━━━ DATA EXCERPTS ━━━
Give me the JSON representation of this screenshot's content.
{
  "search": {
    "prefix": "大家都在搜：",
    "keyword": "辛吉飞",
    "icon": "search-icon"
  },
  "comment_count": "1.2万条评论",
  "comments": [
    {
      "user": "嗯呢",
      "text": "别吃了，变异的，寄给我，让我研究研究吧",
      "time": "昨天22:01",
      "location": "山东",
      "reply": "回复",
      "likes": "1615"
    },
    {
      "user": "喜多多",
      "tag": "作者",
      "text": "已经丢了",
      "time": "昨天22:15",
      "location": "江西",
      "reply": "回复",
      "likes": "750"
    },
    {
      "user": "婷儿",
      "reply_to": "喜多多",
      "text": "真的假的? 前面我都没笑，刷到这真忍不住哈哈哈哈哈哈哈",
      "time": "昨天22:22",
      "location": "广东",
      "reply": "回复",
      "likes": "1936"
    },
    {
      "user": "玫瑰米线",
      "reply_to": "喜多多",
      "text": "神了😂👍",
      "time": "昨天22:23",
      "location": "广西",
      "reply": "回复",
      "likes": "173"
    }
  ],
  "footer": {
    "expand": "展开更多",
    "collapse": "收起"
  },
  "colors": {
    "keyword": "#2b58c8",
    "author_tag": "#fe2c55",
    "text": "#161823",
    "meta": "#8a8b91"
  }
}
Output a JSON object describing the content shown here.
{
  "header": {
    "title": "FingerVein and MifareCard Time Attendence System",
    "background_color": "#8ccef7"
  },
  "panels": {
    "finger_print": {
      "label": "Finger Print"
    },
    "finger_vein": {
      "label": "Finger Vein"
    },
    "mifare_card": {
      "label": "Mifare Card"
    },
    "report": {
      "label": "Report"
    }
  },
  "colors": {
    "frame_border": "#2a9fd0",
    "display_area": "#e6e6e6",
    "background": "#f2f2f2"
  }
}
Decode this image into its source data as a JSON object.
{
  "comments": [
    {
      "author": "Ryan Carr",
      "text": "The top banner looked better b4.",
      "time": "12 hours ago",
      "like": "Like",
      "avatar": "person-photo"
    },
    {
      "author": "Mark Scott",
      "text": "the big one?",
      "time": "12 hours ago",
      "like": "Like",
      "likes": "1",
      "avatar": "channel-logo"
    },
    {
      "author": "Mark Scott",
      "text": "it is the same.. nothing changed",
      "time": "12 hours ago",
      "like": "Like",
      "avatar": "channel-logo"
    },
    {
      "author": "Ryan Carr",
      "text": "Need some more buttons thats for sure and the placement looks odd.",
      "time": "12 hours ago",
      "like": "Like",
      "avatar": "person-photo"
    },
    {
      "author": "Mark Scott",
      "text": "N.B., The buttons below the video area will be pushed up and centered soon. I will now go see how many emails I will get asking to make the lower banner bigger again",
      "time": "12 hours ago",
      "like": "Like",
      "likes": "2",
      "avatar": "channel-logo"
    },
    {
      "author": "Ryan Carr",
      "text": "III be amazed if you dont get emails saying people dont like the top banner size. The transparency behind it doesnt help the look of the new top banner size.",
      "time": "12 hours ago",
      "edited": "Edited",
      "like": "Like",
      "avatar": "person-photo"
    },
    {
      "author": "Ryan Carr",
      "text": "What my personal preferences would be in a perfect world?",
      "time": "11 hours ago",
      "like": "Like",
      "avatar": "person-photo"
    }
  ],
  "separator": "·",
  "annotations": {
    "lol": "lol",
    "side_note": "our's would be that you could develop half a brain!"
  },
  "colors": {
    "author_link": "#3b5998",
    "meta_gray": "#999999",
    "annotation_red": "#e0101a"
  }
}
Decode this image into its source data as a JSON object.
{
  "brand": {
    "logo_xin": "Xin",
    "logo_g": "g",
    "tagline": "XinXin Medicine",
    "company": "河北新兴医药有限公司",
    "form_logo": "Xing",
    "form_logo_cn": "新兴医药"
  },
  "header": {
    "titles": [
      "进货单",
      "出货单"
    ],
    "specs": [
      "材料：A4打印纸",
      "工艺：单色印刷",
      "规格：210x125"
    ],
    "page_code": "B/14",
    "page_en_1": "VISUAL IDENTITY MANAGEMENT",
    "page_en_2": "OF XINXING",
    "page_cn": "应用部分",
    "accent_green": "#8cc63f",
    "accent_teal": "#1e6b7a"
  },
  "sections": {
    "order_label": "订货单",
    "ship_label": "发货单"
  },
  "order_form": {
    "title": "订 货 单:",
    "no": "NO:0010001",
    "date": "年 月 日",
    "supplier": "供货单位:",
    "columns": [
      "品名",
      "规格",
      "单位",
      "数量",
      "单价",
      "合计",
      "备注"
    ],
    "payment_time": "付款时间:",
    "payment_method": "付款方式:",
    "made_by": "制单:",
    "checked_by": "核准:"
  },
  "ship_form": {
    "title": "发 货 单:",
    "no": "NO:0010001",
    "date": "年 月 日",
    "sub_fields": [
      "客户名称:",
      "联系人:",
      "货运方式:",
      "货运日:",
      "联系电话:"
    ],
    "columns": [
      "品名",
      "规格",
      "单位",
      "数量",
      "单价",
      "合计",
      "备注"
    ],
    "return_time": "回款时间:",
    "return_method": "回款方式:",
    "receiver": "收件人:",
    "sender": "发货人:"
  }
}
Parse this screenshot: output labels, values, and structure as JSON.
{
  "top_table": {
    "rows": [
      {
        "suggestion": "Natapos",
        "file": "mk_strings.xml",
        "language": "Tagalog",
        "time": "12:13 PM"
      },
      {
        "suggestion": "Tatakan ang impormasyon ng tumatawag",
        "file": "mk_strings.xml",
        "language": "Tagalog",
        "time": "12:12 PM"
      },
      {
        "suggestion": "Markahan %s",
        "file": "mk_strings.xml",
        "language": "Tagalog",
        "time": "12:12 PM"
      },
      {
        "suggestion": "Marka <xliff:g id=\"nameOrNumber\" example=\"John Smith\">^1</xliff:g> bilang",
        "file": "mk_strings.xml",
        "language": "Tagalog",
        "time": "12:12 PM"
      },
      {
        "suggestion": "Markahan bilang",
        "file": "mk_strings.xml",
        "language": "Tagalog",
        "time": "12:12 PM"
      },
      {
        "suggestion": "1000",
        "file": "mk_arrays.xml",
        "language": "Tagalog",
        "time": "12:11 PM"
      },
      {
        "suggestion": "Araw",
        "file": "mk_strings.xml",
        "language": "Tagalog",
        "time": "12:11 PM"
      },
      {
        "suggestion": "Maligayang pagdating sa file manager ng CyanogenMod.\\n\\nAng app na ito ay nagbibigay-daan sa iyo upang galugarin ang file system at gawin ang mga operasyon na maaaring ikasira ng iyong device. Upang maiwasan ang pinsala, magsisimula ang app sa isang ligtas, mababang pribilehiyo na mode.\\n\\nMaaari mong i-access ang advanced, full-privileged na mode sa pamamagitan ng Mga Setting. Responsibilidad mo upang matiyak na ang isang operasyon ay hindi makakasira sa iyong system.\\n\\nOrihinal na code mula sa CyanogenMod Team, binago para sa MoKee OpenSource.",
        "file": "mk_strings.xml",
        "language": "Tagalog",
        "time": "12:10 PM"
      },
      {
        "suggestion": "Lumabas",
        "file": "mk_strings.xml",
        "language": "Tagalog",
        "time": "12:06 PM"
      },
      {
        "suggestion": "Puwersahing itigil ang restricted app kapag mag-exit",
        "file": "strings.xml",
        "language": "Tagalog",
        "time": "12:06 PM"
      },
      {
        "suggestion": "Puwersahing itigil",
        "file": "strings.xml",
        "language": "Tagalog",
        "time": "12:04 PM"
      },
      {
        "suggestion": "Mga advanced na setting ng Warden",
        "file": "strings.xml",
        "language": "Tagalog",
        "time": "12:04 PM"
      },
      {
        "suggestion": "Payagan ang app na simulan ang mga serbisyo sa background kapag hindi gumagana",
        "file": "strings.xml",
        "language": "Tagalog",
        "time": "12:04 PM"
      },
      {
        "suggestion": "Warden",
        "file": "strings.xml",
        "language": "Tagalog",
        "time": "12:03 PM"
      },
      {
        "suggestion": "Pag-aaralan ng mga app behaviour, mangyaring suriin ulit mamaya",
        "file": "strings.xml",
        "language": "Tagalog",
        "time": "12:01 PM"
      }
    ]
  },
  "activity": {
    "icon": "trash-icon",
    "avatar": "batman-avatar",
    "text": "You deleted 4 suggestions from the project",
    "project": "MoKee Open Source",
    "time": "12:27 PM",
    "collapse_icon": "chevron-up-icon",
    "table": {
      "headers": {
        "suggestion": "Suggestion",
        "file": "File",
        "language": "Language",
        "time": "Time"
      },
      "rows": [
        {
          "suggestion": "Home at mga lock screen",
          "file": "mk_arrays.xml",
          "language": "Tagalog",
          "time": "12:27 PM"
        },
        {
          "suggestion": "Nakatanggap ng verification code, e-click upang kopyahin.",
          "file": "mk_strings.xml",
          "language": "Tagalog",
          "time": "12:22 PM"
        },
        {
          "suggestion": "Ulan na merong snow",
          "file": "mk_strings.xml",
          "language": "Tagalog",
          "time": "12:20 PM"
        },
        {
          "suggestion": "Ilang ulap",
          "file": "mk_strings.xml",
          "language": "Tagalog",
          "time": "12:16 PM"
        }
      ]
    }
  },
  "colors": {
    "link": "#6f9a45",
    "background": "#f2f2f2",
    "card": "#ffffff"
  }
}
━━━
→ **WHAT THIS TASK INVOLVES**:
Search the listing for the word "project" and return each line that holds it.

→ **FULL RESPONSE**:
    "text": "You deleted 4 suggestions from the project",
    "project": "MoKee Open Source",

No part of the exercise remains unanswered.